**Data to use:**
.....

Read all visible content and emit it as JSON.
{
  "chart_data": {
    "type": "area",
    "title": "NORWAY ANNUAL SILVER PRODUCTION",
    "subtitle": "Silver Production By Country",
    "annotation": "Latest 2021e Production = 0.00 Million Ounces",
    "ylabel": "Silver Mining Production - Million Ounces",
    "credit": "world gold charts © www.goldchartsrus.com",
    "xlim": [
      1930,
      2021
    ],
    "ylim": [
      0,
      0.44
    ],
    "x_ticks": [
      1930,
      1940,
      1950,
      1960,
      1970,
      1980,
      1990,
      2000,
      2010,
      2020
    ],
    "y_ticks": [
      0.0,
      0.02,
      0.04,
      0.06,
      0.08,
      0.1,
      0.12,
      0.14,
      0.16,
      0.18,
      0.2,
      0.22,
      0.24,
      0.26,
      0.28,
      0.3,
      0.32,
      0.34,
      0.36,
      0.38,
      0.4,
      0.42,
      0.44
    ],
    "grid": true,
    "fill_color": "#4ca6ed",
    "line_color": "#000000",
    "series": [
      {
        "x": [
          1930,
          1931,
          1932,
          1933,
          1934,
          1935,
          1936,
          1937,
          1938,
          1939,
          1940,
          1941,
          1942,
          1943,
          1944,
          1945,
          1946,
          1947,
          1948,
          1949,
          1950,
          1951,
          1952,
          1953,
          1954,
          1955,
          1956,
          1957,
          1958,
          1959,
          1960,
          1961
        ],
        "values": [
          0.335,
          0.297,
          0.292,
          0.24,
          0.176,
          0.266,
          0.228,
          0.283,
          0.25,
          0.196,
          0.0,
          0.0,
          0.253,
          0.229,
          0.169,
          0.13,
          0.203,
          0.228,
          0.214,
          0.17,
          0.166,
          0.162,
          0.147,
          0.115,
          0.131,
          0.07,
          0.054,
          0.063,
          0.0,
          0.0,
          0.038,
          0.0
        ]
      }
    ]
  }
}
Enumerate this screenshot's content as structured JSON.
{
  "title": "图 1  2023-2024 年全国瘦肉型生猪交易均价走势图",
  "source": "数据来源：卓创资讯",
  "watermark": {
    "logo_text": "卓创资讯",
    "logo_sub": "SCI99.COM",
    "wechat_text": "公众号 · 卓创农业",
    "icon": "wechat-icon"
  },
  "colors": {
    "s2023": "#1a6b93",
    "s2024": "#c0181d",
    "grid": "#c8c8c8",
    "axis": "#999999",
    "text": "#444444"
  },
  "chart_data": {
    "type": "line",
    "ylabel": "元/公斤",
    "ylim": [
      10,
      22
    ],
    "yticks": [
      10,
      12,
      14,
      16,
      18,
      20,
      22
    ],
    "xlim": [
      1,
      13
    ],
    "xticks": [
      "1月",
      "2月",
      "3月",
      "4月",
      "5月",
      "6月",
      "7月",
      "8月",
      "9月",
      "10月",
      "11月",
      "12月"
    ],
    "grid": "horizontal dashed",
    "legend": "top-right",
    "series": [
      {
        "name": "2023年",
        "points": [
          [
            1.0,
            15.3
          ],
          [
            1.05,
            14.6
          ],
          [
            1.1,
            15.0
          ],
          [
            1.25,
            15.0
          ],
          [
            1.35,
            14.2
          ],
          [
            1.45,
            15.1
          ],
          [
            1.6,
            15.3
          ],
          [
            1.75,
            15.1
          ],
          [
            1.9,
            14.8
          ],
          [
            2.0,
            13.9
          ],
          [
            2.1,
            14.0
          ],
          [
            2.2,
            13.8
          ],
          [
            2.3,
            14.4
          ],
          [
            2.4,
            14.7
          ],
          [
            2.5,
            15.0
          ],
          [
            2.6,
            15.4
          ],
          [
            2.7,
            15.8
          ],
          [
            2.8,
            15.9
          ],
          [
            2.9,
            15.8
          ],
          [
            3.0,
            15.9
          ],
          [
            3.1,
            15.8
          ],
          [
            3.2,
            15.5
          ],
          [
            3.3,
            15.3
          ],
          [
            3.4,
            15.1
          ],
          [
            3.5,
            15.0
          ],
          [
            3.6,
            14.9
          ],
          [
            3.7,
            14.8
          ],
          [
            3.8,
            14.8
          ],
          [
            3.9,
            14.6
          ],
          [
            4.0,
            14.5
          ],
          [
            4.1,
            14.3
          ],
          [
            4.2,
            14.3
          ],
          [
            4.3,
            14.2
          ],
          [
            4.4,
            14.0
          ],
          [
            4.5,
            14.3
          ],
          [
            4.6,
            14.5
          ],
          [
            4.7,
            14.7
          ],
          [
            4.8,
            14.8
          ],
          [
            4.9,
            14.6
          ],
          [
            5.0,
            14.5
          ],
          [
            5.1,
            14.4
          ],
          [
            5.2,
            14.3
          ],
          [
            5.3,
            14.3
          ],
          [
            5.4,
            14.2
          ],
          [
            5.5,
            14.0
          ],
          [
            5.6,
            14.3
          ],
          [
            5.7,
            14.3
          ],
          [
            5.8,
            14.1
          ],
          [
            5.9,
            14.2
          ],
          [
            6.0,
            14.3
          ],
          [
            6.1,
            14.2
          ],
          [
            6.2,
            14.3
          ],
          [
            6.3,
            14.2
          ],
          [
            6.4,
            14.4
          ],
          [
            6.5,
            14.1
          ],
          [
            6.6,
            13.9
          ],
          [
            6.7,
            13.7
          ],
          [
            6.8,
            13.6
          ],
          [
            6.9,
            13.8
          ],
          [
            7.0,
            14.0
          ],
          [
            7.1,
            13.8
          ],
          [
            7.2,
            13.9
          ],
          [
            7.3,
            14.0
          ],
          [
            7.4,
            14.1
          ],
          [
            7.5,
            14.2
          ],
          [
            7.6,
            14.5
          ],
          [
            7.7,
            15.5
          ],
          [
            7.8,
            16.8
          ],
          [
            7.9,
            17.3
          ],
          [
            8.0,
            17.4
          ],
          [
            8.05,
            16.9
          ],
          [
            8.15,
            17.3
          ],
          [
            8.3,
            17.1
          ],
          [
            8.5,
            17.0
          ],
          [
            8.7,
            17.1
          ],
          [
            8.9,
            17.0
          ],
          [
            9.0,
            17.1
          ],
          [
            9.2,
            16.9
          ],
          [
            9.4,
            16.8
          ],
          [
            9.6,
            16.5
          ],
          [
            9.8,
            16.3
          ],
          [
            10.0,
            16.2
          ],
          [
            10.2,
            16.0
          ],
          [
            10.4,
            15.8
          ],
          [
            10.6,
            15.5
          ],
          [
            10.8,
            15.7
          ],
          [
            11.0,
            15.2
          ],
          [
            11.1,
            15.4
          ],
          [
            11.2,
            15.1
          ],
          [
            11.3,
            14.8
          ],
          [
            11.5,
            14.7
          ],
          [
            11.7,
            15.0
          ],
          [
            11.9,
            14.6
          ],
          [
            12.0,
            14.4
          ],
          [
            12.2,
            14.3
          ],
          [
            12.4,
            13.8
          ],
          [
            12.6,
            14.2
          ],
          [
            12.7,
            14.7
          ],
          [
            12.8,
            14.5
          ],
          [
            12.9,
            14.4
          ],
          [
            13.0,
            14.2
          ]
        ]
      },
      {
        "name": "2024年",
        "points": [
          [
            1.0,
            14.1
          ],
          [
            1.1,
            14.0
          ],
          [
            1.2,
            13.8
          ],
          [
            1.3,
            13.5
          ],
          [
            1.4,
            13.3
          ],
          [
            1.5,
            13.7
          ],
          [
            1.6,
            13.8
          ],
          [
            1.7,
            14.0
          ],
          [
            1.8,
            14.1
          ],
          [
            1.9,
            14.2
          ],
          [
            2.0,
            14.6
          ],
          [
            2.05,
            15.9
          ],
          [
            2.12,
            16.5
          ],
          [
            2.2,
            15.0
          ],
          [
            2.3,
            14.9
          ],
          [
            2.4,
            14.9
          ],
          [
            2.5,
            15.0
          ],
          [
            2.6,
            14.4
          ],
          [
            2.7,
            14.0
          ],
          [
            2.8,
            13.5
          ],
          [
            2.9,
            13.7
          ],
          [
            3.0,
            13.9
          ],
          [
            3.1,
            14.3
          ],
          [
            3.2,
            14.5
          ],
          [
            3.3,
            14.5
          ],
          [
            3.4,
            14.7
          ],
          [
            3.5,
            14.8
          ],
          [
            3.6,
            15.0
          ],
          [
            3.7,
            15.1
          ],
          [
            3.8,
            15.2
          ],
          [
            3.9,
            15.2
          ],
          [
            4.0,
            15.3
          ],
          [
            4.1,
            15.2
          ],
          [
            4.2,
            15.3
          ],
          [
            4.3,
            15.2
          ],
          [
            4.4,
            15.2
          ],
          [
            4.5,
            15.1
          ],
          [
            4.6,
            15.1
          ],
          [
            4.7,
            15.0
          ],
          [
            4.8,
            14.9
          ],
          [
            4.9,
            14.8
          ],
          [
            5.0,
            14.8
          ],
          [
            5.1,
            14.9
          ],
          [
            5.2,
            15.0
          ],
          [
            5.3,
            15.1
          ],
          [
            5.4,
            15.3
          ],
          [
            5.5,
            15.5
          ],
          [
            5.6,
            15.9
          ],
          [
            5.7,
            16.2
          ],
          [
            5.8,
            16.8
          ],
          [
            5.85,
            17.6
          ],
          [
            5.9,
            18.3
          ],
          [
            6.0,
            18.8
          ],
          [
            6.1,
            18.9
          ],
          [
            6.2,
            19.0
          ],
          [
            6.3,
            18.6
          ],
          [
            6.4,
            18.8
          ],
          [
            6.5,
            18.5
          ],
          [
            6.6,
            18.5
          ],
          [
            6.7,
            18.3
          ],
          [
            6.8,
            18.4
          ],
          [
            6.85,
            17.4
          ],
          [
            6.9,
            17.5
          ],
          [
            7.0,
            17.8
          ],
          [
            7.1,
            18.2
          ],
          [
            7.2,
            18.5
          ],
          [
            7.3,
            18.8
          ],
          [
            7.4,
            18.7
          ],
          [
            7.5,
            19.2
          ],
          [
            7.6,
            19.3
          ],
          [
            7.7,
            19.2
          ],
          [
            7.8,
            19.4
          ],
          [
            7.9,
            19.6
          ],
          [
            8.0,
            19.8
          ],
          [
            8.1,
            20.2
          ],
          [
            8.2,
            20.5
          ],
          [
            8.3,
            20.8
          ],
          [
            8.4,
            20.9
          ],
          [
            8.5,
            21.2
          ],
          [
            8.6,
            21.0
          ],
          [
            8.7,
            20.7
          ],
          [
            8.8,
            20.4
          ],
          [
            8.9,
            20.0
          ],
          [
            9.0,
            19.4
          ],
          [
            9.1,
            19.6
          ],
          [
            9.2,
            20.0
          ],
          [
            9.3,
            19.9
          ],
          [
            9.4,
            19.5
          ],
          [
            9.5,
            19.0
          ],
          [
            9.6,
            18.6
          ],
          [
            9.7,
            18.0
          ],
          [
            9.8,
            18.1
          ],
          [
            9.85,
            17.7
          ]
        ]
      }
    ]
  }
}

.....

**What you need to do:** Search the data above for lines holding "Ounces" and copy each of them.

**Task answer:**
    "annotation": "Latest 2021e Production = 0.00 Million Ounces",
    "ylabel": "Silver Mining Production - Million Ounces",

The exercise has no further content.